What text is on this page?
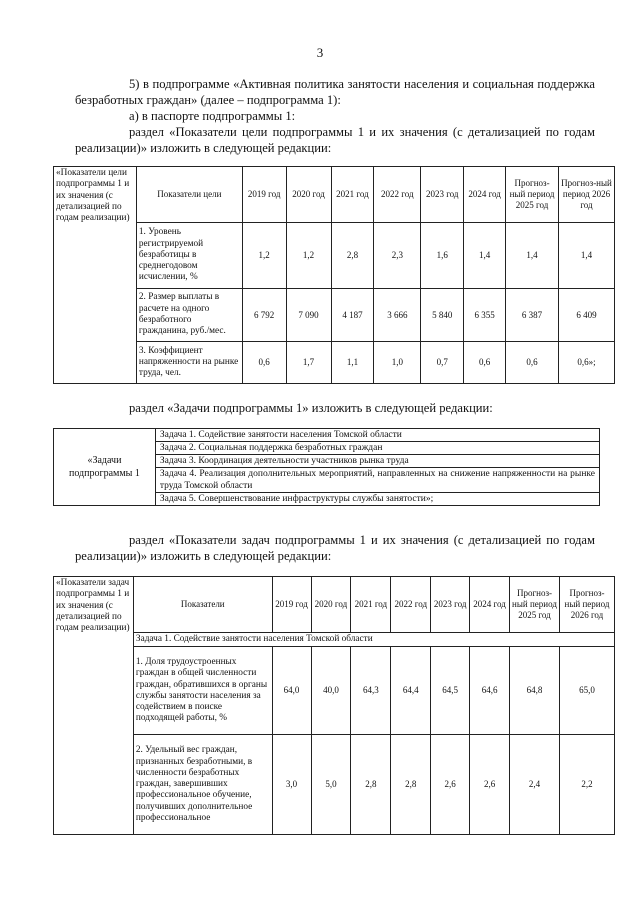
3
5) в подпрограмме «Активная политика занятости населения и социальная поддержка безработных граждан» (далее – подпрограмма 1):
а) в паспорте подпрограммы 1:
раздел «Показатели цели подпрограммы 1 и их значения (с детализацией по годам реализации)» изложить в следующей редакции:
«Показатели цели подпрограммы 1 и их значения (с детализацией по годам реализации)	Показатели цели	2019 год	2020 год	2021 год	2022 год	2023 год	2024 год	Прогноз-ный период 2025 год	Прогноз-ный период 2026 год
	1. Уровень регистрируемой безработицы в среднегодовом исчислении, %	1,2	1,2	2,8	2,3	1,6	1,4	1,4	1,4
	2. Размер выплаты в расчете на одного безработного гражданина, руб./мес.	6 792	7 090	4 187	3 666	5 840	6 355	6 387	6 409
	3. Коэффициент напряженности на рынке труда, чел.	0,6	1,7	1,1	1,0	0,7	0,6	0,6	0,6»;
раздел «Задачи подпрограммы 1» изложить в следующей редакции:
«Задачи подпрограммы 1	Задача 1. Содействие занятости населения Томской области
Задача 2. Социальная поддержка безработных граждан
Задача 3. Координация деятельности участников рынка труда
Задача 4. Реализация дополнительных мероприятий, направленных на снижение напряженности на рынке труда Томской области
Задача 5. Совершенствование инфраструктуры службы занятости»;
раздел «Показатели задач подпрограммы 1 и их значения (с детализацией по годам реализации)» изложить в следующей редакции:
«Показатели задач подпрограммы 1 и их значения (с детализацией по годам реализации)	Показатели	2019 год	2020 год	2021 год	2022 год	2023 год	2024 год	Прогноз-ный период 2025 год	Прогноз-ный период 2026 год
	Задача 1. Содействие занятости населения Томской области								
	1. Доля трудоустроенных граждан в общей численности граждан, обратившихся в органы службы занятости населения за содействием в поиске подходящей работы, %	64,0	40,0	64,3	64,4	64,5	64,6	64,8	65,0
	2. Удельный вес граждан, признанных безработными, в численности безработных граждан, завершивших профессиональное обучение, получивших дополнительное профессиональное	3,0	5,0	2,8	2,8	2,6	2,6	2,4	2,2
□ □ □ □ □ □ □
▶ [Task objective]:
Copy every single line of the material above that holds "Томской".

▶ [Result of the exercise]:
«Задачи подпрограммы 1	Задача 1. Содействие занятости населения Томской области
Задача 4. Реализация дополнительных мероприятий, направленных на снижение напряженности на рынке труда Томской области
	Задача 1. Содействие занятости населения Томской области								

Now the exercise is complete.